- [Written task]:
Read through the data and report every line in which the word "Economic" occurs.

......

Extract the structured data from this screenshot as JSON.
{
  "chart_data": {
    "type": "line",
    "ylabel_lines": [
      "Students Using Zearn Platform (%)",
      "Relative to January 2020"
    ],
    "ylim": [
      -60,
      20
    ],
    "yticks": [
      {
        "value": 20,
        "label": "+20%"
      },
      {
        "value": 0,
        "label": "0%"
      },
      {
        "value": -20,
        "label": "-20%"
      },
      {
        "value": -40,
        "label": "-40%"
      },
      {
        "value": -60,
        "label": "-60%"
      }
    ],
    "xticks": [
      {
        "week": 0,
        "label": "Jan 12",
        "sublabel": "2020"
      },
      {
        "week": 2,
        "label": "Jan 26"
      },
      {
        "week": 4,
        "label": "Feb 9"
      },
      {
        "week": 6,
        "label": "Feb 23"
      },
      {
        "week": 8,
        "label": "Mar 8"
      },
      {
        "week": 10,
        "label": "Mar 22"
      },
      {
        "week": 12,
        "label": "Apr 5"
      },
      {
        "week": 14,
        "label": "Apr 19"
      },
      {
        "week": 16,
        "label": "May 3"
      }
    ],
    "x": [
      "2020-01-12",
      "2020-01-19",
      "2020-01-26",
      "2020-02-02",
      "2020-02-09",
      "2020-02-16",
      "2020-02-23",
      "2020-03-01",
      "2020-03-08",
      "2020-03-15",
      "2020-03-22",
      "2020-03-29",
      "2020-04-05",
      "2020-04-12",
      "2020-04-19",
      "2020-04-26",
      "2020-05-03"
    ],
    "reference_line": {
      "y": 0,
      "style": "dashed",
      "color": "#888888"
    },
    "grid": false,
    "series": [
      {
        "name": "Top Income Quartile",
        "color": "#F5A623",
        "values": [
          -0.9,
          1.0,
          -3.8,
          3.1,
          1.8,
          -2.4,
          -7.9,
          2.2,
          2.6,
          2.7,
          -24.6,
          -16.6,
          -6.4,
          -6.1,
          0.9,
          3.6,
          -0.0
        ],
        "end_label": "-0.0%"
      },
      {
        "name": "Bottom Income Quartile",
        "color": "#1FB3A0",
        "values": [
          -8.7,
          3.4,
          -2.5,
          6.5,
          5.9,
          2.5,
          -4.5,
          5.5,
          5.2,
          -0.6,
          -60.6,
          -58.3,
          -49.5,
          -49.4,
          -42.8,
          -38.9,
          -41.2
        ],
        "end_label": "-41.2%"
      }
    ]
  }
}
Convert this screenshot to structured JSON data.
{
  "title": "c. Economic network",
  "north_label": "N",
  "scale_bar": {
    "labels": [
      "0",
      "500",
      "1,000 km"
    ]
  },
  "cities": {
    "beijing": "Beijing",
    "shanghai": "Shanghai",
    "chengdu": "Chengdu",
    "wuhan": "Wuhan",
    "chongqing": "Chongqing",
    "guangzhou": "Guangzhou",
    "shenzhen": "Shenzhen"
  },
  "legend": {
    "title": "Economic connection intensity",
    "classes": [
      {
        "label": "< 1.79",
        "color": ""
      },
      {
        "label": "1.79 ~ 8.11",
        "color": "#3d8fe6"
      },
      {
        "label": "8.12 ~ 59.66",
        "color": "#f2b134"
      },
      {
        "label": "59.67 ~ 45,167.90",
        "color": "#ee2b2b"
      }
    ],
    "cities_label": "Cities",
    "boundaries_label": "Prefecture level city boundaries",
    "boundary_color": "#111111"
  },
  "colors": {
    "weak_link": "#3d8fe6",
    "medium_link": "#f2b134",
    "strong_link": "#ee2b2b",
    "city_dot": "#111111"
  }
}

......

- [Response]:
  "title": "c. Economic network",
    "title": "Economic connection intensity",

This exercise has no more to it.